WHAT THE TASK REQUIRES
Extract the records in full, leaving every picture out.
>>>>>
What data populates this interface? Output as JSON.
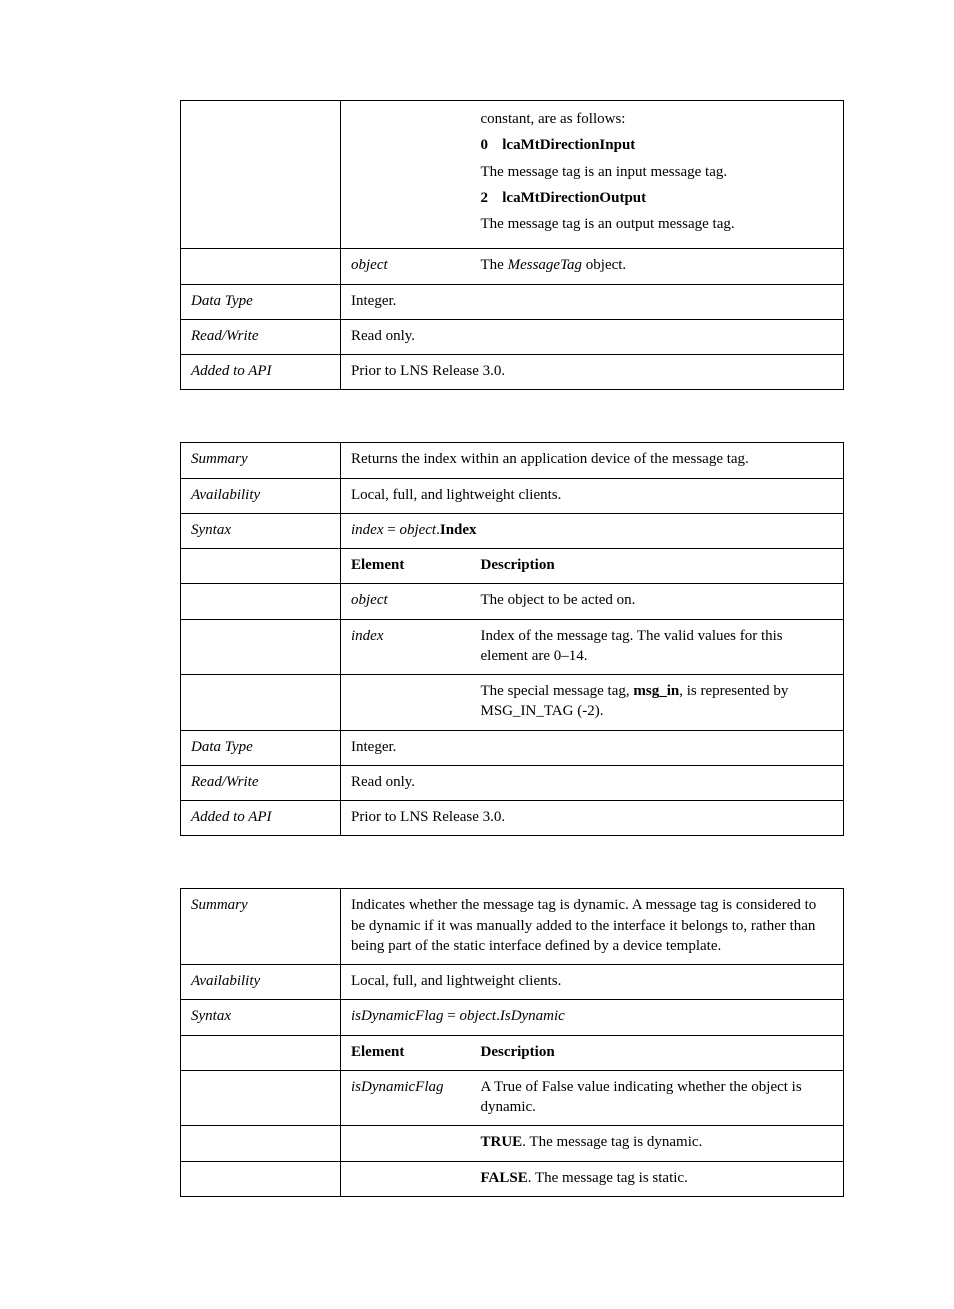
{
  "t1": {
    "desc_intro": "constant, are as follows:",
    "e0_num": "0",
    "e0_name": "lcaMtDirectionInput",
    "e0_desc": "The message tag is an input message tag.",
    "e2_num": "2",
    "e2_name": "lcaMtDirectionOutput",
    "e2_desc": "The message tag is an output message tag.",
    "object_elem": "object",
    "object_desc_pre": "The ",
    "object_desc_em": "MessageTag",
    "object_desc_post": " object.",
    "datatype_label": "Data Type",
    "datatype_val": "Integer.",
    "rw_label": "Read/Write",
    "rw_val": "Read only.",
    "api_label": "Added to API",
    "api_val": "Prior to LNS Release 3.0."
  },
  "t2": {
    "summary_label": "Summary",
    "summary_val": "Returns the index within an application device of the message tag.",
    "avail_label": "Availability",
    "avail_val": "Local, full, and lightweight clients.",
    "syntax_label": "Syntax",
    "syntax_lhs": "index",
    "syntax_eq": " = ",
    "syntax_obj": "object",
    "syntax_dot": ".",
    "syntax_prop": "Index",
    "hdr_elem": "Element",
    "hdr_desc": "Description",
    "r_object": "object",
    "r_object_d": "The object to be acted on.",
    "r_index": "index",
    "r_index_d": "Index of the message tag.  The valid values for this element are 0–14.",
    "r_note_pre": "The special message tag, ",
    "r_note_b": "msg_in",
    "r_note_post": ", is represented by MSG_IN_TAG (-2).",
    "datatype_label": "Data Type",
    "datatype_val": "Integer.",
    "rw_label": "Read/Write",
    "rw_val": "Read only.",
    "api_label": "Added to API",
    "api_val": "Prior to LNS Release 3.0."
  },
  "t3": {
    "summary_label": "Summary",
    "summary_val": "Indicates whether the message tag is dynamic.  A message tag is considered to be dynamic if it was manually added to the interface it belongs to, rather than being part of the static interface defined by a device template.",
    "avail_label": "Availability",
    "avail_val": "Local, full, and lightweight clients.",
    "syntax_label": "Syntax",
    "syntax_lhs": "isDynamicFlag",
    "syntax_eq": " = ",
    "syntax_obj": "object",
    "syntax_dot": ".",
    "syntax_prop": "IsDynamic",
    "hdr_elem": "Element",
    "hdr_desc": "Description",
    "r_flag": "isDynamicFlag",
    "r_flag_d": "A True of False value indicating whether the object is dynamic.",
    "true_b": "TRUE",
    "true_d": ".   The message tag is dynamic.",
    "false_b": "FALSE",
    "false_d": ".  The message tag is static."
  }
}
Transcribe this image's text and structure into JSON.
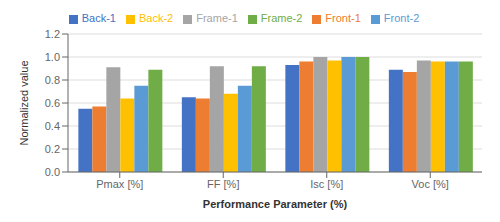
{
  "chart_data": {
    "type": "bar",
    "xlabel": "Performance Parameter (%)",
    "ylabel": "Normalized value",
    "categories": [
      "Pmax [%]",
      "FF [%]",
      "Isc [%]",
      "Voc [%]"
    ],
    "series": [
      {
        "name": "Back-1",
        "color": "#4472C4",
        "values": [
          0.55,
          0.65,
          0.93,
          0.89
        ]
      },
      {
        "name": "Front-1",
        "color": "#ED7D31",
        "values": [
          0.57,
          0.64,
          0.96,
          0.87
        ]
      },
      {
        "name": "Frame-1",
        "color": "#A5A5A5",
        "values": [
          0.91,
          0.92,
          1.0,
          0.97
        ]
      },
      {
        "name": "Back-2",
        "color": "#FFC000",
        "values": [
          0.64,
          0.68,
          0.97,
          0.96
        ]
      },
      {
        "name": "Front-2",
        "color": "#5B9BD5",
        "values": [
          0.75,
          0.75,
          1.0,
          0.96
        ]
      },
      {
        "name": "Frame-2",
        "color": "#70AD47",
        "values": [
          0.89,
          0.92,
          1.0,
          0.96
        ]
      }
    ],
    "ylim": [
      0,
      1.2
    ],
    "yticks": [
      {
        "value": 0,
        "label": "0.0"
      },
      0.2,
      0.4,
      0.6,
      0.8,
      {
        "value": 1.0,
        "label": "1.0"
      },
      1.2
    ],
    "grid": true,
    "legend": "top"
  }
}
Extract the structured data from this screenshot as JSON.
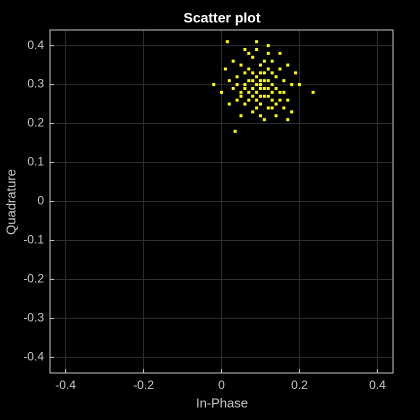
{
  "chart_data": {
    "type": "scatter",
    "title": "Scatter plot",
    "x_label": "In-Phase",
    "y_label": "Quadrature",
    "x": [
      0.1,
      0.08,
      0.12,
      0.06,
      0.14,
      0.09,
      0.11,
      0.07,
      0.13,
      0.05,
      0.15,
      0.1,
      0.04,
      0.12,
      0.08,
      0.16,
      0.09,
      0.11,
      0.1,
      0.07,
      0.13,
      0.03,
      0.17,
      0.06,
      0.14,
      0.02,
      0.18,
      0.08,
      0.12,
      0.1,
      0.05,
      0.15,
      0.09,
      0.11,
      0.07,
      0.13,
      0.1,
      0.08,
      0.12,
      0.06,
      0.16,
      0.04,
      0.14,
      0.01,
      0.19,
      0.03,
      0.17,
      0.09,
      0.11,
      0.13,
      0.235,
      0.035,
      0.015,
      -0.02,
      0.09,
      0.2,
      0.0,
      0.05,
      0.15,
      0.12,
      0.07,
      0.1,
      0.08,
      0.14,
      0.06,
      0.11,
      0.09,
      0.12,
      0.1,
      0.13,
      0.02,
      0.18,
      0.16,
      0.04,
      0.07,
      0.11,
      0.05,
      0.15,
      0.08,
      0.12,
      0.17,
      0.06,
      0.13,
      0.1,
      0.09
    ],
    "series": [
      {
        "color": "#ffff00",
        "values": [
          0.29,
          0.31,
          0.27,
          0.3,
          0.32,
          0.26,
          0.33,
          0.28,
          0.3,
          0.27,
          0.28,
          0.35,
          0.32,
          0.24,
          0.23,
          0.31,
          0.3,
          0.29,
          0.31,
          0.34,
          0.36,
          0.29,
          0.26,
          0.25,
          0.25,
          0.31,
          0.3,
          0.37,
          0.38,
          0.22,
          0.35,
          0.34,
          0.28,
          0.27,
          0.31,
          0.28,
          0.27,
          0.29,
          0.31,
          0.33,
          0.24,
          0.26,
          0.22,
          0.34,
          0.33,
          0.36,
          0.35,
          0.39,
          0.21,
          0.26,
          0.28,
          0.18,
          0.41,
          0.3,
          0.41,
          0.3,
          0.28,
          0.22,
          0.38,
          0.4,
          0.26,
          0.33,
          0.27,
          0.29,
          0.29,
          0.31,
          0.32,
          0.29,
          0.25,
          0.33,
          0.25,
          0.23,
          0.28,
          0.3,
          0.38,
          0.36,
          0.28,
          0.26,
          0.33,
          0.34,
          0.21,
          0.39,
          0.24,
          0.3,
          0.24
        ]
      }
    ],
    "xlim": [
      -0.44,
      0.44
    ],
    "ylim": [
      -0.44,
      0.44
    ],
    "xticks": [
      -0.4,
      -0.2,
      0,
      0.2,
      0.4
    ],
    "yticks": [
      -0.4,
      -0.3,
      -0.2,
      -0.1,
      0,
      0.1,
      0.2,
      0.3,
      0.4
    ],
    "grid": true
  }
}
<<<<<
COMPLETE ANSWER
What data populates this interface? Output as JSON.
{
  "t1": {
    "desc_intro": "constant, are as follows:",
    "e0_num": "0",
    "e0_name": "lcaMtDirectionInput",
    "e0_desc": "The message tag is an input message tag.",
    "e2_num": "2",
    "e2_name": "lcaMtDirectionOutput",
    "e2_desc": "The message tag is an output message tag.",
    "object_elem": "object",
    "object_desc_pre": "The ",
    "object_desc_em": "MessageTag",
    "object_desc_post": " object.",
    "datatype_label": "Data Type",
    "datatype_val": "Integer.",
    "rw_label": "Read/Write",
    "rw_val": "Read only.",
    "api_label": "Added to API",
    "api_val": "Prior to LNS Release 3.0."
  },
  "t2": {
    "summary_label": "Summary",
    "summary_val": "Returns the index within an application device of the message tag.",
    "avail_label": "Availability",
    "avail_val": "Local, full, and lightweight clients.",
    "syntax_label": "Syntax",
    "syntax_lhs": "index",
    "syntax_eq": " = ",
    "syntax_obj": "object",
    "syntax_dot": ".",
    "syntax_prop": "Index",
    "hdr_elem": "Element",
    "hdr_desc": "Description",
    "r_object": "object",
    "r_object_d": "The object to be acted on.",
    "r_index": "index",
    "r_index_d": "Index of the message tag.  The valid values for this element are 0–14.",
    "r_note_pre": "The special message tag, ",
    "r_note_b": "msg_in",
    "r_note_post": ", is represented by MSG_IN_TAG (-2).",
    "datatype_label": "Data Type",
    "datatype_val": "Integer.",
    "rw_label": "Read/Write",
    "rw_val": "Read only.",
    "api_label": "Added to API",
    "api_val": "Prior to LNS Release 3.0."
  },
  "t3": {
    "summary_label": "Summary",
    "summary_val": "Indicates whether the message tag is dynamic.  A message tag is considered to be dynamic if it was manually added to the interface it belongs to, rather than being part of the static interface defined by a device template.",
    "avail_label": "Availability",
    "avail_val": "Local, full, and lightweight clients.",
    "syntax_label": "Syntax",
    "syntax_lhs": "isDynamicFlag",
    "syntax_eq": " = ",
    "syntax_obj": "object",
    "syntax_dot": ".",
    "syntax_prop": "IsDynamic",
    "hdr_elem": "Element",
    "hdr_desc": "Description",
    "r_flag": "isDynamicFlag",
    "r_flag_d": "A True of False value indicating whether the object is dynamic.",
    "true_b": "TRUE",
    "true_d": ".   The message tag is dynamic.",
    "false_b": "FALSE",
    "false_d": ".  The message tag is static."
  }
}
Transcribe this image's text and structure into JSON.
{
  "chart_data": {
    "type": "bar",
    "xlabel": "Performance Parameter (%)",
    "ylabel": "Normalized value",
    "categories": [
      "Pmax [%]",
      "FF [%]",
      "Isc [%]",
      "Voc [%]"
    ],
    "series": [
      {
        "name": "Back-1",
        "color": "#4472C4",
        "values": [
          0.55,
          0.65,
          0.93,
          0.89
        ]
      },
      {
        "name": "Front-1",
        "color": "#ED7D31",
        "values": [
          0.57,
          0.64,
          0.96,
          0.87
        ]
      },
      {
        "name": "Frame-1",
        "color": "#A5A5A5",
        "values": [
          0.91,
          0.92,
          1.0,
          0.97
        ]
      },
      {
        "name": "Back-2",
        "color": "#FFC000",
        "values": [
          0.64,
          0.68,
          0.97,
          0.96
        ]
      },
      {
        "name": "Front-2",
        "color": "#5B9BD5",
        "values": [
          0.75,
          0.75,
          1.0,
          0.96
        ]
      },
      {
        "name": "Frame-2",
        "color": "#70AD47",
        "values": [
          0.89,
          0.92,
          1.0,
          0.96
        ]
      }
    ],
    "ylim": [
      0,
      1.2
    ],
    "yticks": [
      {
        "value": 0,
        "label": "0.0"
      },
      0.2,
      0.4,
      0.6,
      0.8,
      {
        "value": 1.0,
        "label": "1.0"
      },
      1.2
    ],
    "grid": true,
    "legend": "top"
  }
}
Extract the structured data from this screenshot as JSON.
{
  "chart_data": {
    "type": "scatter",
    "title": "Scatter plot",
    "x_label": "In-Phase",
    "y_label": "Quadrature",
    "x": [
      0.1,
      0.08,
      0.12,
      0.06,
      0.14,
      0.09,
      0.11,
      0.07,
      0.13,
      0.05,
      0.15,
      0.1,
      0.04,
      0.12,
      0.08,
      0.16,
      0.09,
      0.11,
      0.1,
      0.07,
      0.13,
      0.03,
      0.17,
      0.06,
      0.14,
      0.02,
      0.18,
      0.08,
      0.12,
      0.1,
      0.05,
      0.15,
      0.09,
      0.11,
      0.07,
      0.13,
      0.1,
      0.08,
      0.12,
      0.06,
      0.16,
      0.04,
      0.14,
      0.01,
      0.19,
      0.03,
      0.17,
      0.09,
      0.11,
      0.13,
      0.235,
      0.035,
      0.015,
      -0.02,
      0.09,
      0.2,
      0.0,
      0.05,
      0.15,
      0.12,
      0.07,
      0.1,
      0.08,
      0.14,
      0.06,
      0.11,
      0.09,
      0.12,
      0.1,
      0.13,
      0.02,
      0.18,
      0.16,
      0.04,
      0.07,
      0.11,
      0.05,
      0.15,
      0.08,
      0.12,
      0.17,
      0.06,
      0.13,
      0.1,
      0.09
    ],
    "series": [
      {
        "color": "#ffff00",
        "values": [
          0.29,
          0.31,
          0.27,
          0.3,
          0.32,
          0.26,
          0.33,
          0.28,
          0.3,
          0.27,
          0.28,
          0.35,
          0.32,
          0.24,
          0.23,
          0.31,
          0.3,
          0.29,
          0.31,
          0.34,
          0.36,
          0.29,
          0.26,
          0.25,
          0.25,
          0.31,
          0.3,
          0.37,
          0.38,
          0.22,
          0.35,
          0.34,
          0.28,
          0.27,
          0.31,
          0.28,
          0.27,
          0.29,
          0.31,
          0.33,
          0.24,
          0.26,
          0.22,
          0.34,
          0.33,
          0.36,
          0.35,
          0.39,
          0.21,
          0.26,
          0.28,
          0.18,
          0.41,
          0.3,
          0.41,
          0.3,
          0.28,
          0.22,
          0.38,
          0.4,
          0.26,
          0.33,
          0.27,
          0.29,
          0.29,
          0.31,
          0.32,
          0.29,
          0.25,
          0.33,
          0.25,
          0.23,
          0.28,
          0.3,
          0.38,
          0.36,
          0.28,
          0.26,
          0.33,
          0.34,
          0.21,
          0.39,
          0.24,
          0.3,
          0.24
        ]
      }
    ],
    "xlim": [
      -0.44,
      0.44
    ],
    "ylim": [
      -0.44,
      0.44
    ],
    "xticks": [
      -0.4,
      -0.2,
      0,
      0.2,
      0.4
    ],
    "yticks": [
      -0.4,
      -0.3,
      -0.2,
      -0.1,
      0,
      0.1,
      0.2,
      0.3,
      0.4
    ],
    "grid": true
  }
}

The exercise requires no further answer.